WORK TO COMPLETE:
Copy out the entries below precisely; nothing is to be omitted.

·····

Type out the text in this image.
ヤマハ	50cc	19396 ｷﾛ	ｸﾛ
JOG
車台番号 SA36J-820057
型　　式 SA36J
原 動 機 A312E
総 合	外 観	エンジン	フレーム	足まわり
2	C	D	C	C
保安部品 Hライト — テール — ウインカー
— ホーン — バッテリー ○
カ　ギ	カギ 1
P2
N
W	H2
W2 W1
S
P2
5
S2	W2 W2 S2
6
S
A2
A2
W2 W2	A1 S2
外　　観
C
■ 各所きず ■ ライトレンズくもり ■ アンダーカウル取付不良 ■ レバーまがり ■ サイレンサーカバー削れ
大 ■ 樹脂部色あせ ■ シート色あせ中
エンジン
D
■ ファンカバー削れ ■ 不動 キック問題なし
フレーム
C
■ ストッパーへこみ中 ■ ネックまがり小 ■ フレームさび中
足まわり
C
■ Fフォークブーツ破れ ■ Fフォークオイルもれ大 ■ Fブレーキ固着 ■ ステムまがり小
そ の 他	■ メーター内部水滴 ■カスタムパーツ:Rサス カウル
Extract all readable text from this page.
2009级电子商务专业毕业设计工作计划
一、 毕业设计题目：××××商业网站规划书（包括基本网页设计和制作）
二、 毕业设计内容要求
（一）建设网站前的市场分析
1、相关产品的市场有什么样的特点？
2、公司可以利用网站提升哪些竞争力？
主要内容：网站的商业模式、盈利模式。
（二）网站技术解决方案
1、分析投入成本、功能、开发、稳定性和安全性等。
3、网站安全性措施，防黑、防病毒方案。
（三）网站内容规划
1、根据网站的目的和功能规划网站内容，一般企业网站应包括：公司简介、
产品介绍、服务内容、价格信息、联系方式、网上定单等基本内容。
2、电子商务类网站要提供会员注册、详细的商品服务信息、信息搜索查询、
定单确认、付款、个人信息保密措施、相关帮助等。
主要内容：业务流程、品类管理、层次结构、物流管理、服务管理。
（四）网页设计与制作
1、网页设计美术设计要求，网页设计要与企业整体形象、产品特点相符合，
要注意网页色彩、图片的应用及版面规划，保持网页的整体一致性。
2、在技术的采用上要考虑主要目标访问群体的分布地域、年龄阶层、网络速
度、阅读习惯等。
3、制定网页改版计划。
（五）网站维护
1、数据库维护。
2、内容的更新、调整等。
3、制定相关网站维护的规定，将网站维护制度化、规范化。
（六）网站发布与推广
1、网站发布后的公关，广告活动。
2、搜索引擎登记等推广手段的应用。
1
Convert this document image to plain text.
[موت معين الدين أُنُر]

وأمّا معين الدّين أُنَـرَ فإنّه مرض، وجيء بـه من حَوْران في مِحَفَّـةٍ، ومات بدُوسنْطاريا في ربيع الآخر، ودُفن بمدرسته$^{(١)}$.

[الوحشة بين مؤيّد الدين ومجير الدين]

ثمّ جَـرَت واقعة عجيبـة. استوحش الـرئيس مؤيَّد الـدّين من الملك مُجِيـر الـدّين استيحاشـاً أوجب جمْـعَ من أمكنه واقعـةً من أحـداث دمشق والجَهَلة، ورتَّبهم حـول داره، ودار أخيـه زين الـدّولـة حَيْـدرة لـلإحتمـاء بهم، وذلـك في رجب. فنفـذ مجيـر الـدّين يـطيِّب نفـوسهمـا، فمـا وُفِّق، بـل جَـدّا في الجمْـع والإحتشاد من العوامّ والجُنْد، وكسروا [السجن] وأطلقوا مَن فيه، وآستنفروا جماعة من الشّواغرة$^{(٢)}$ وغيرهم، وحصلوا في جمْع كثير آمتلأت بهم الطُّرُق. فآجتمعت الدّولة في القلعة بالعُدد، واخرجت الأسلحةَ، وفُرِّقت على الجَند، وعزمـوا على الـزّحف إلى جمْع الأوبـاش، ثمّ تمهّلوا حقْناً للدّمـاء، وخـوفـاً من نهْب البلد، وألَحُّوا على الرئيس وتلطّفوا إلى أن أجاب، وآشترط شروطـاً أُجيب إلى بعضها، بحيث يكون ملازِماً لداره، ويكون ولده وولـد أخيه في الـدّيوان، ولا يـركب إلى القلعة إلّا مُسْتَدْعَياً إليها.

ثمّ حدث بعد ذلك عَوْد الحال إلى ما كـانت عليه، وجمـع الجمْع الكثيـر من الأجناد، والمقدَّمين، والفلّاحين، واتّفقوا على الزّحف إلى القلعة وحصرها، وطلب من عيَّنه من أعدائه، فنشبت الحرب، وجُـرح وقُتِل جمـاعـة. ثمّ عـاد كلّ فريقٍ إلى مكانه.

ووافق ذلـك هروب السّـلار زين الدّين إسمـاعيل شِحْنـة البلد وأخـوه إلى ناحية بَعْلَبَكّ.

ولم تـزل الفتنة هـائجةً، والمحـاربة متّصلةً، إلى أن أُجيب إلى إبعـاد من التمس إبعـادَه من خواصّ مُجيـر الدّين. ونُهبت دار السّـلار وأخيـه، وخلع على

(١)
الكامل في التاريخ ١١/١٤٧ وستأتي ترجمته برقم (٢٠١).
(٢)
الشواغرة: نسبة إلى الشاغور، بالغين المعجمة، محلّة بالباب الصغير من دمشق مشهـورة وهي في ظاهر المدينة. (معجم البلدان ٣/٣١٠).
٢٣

·····

WRITTEN REPLY:
Type out the text in this image.
ヤマハ	50cc	19396 ｷﾛ	ｸﾛ
JOG
車台番号 SA36J-820057
型　　式 SA36J
原 動 機 A312E
総 合	外 観	エンジン	フレーム	足まわり
2	C	D	C	C
保安部品 Hライト — テール — ウインカー
— ホーン — バッテリー ○
カ　ギ	カギ 1
P2
N
W	H2
W2 W1
S
P2
5
S2	W2 W2 S2
6
S
A2
A2
W2 W2	A1 S2
外　　観
C
■ 各所きず ■ ライトレンズくもり ■ アンダーカウル取付不良 ■ レバーまがり ■ サイレンサーカバー削れ
大 ■ 樹脂部色あせ ■ シート色あせ中
エンジン
D
■ ファンカバー削れ ■ 不動 キック問題なし
フレーム
C
■ ストッパーへこみ中 ■ ネックまがり小 ■ フレームさび中
足まわり
C
■ Fフォークブーツ破れ ■ Fフォークオイルもれ大 ■ Fブレーキ固着 ■ ステムまがり小
そ の 他	■ メーター内部水滴 ■カスタムパーツ:Rサス カウル
Extract all readable text from this page.
2009级电子商务专业毕业设计工作计划
一、 毕业设计题目：××××商业网站规划书（包括基本网页设计和制作）
二、 毕业设计内容要求
（一）建设网站前的市场分析
1、相关产品的市场有什么样的特点？
2、公司可以利用网站提升哪些竞争力？
主要内容：网站的商业模式、盈利模式。
（二）网站技术解决方案
1、分析投入成本、功能、开发、稳定性和安全性等。
3、网站安全性措施，防黑、防病毒方案。
（三）网站内容规划
1、根据网站的目的和功能规划网站内容，一般企业网站应包括：公司简介、
产品介绍、服务内容、价格信息、联系方式、网上定单等基本内容。
2、电子商务类网站要提供会员注册、详细的商品服务信息、信息搜索查询、
定单确认、付款、个人信息保密措施、相关帮助等。
主要内容：业务流程、品类管理、层次结构、物流管理、服务管理。
（四）网页设计与制作
1、网页设计美术设计要求，网页设计要与企业整体形象、产品特点相符合，
要注意网页色彩、图片的应用及版面规划，保持网页的整体一致性。
2、在技术的采用上要考虑主要目标访问群体的分布地域、年龄阶层、网络速
度、阅读习惯等。
3、制定网页改版计划。
（五）网站维护
1、数据库维护。
2、内容的更新、调整等。
3、制定相关网站维护的规定，将网站维护制度化、规范化。
（六）网站发布与推广
1、网站发布后的公关，广告活动。
2、搜索引擎登记等推广手段的应用。
1
Convert this document image to plain text.
[موت معين الدين أُنُر]

وأمّا معين الدّين أُنَـرَ فإنّه مرض، وجيء بـه من حَوْران في مِحَفَّـةٍ، ومات بدُوسنْطاريا في ربيع الآخر، ودُفن بمدرسته$^{(١)}$.

[الوحشة بين مؤيّد الدين ومجير الدين]

ثمّ جَـرَت واقعة عجيبـة. استوحش الـرئيس مؤيَّد الـدّين من الملك مُجِيـر الـدّين استيحاشـاً أوجب جمْـعَ من أمكنه واقعـةً من أحـداث دمشق والجَهَلة، ورتَّبهم حـول داره، ودار أخيـه زين الـدّولـة حَيْـدرة لـلإحتمـاء بهم، وذلـك في رجب. فنفـذ مجيـر الـدّين يـطيِّب نفـوسهمـا، فمـا وُفِّق، بـل جَـدّا في الجمْـع والإحتشاد من العوامّ والجُنْد، وكسروا [السجن] وأطلقوا مَن فيه، وآستنفروا جماعة من الشّواغرة$^{(٢)}$ وغيرهم، وحصلوا في جمْع كثير آمتلأت بهم الطُّرُق. فآجتمعت الدّولة في القلعة بالعُدد، واخرجت الأسلحةَ، وفُرِّقت على الجَند، وعزمـوا على الـزّحف إلى جمْع الأوبـاش، ثمّ تمهّلوا حقْناً للدّمـاء، وخـوفـاً من نهْب البلد، وألَحُّوا على الرئيس وتلطّفوا إلى أن أجاب، وآشترط شروطـاً أُجيب إلى بعضها، بحيث يكون ملازِماً لداره، ويكون ولده وولـد أخيه في الـدّيوان، ولا يـركب إلى القلعة إلّا مُسْتَدْعَياً إليها.

ثمّ حدث بعد ذلك عَوْد الحال إلى ما كـانت عليه، وجمـع الجمْع الكثيـر من الأجناد، والمقدَّمين، والفلّاحين، واتّفقوا على الزّحف إلى القلعة وحصرها، وطلب من عيَّنه من أعدائه، فنشبت الحرب، وجُـرح وقُتِل جمـاعـة. ثمّ عـاد كلّ فريقٍ إلى مكانه.

ووافق ذلـك هروب السّـلار زين الدّين إسمـاعيل شِحْنـة البلد وأخـوه إلى ناحية بَعْلَبَكّ.

ولم تـزل الفتنة هـائجةً، والمحـاربة متّصلةً، إلى أن أُجيب إلى إبعـاد من التمس إبعـادَه من خواصّ مُجيـر الدّين. ونُهبت دار السّـلار وأخيـه، وخلع على

(١)
الكامل في التاريخ ١١/١٤٧ وستأتي ترجمته برقم (٢٠١).
(٢)
الشواغرة: نسبة إلى الشاغور، بالغين المعجمة، محلّة بالباب الصغير من دمشق مشهـورة وهي في ظاهر المدينة. (معجم البلدان ٣/٣١٠).
٢٣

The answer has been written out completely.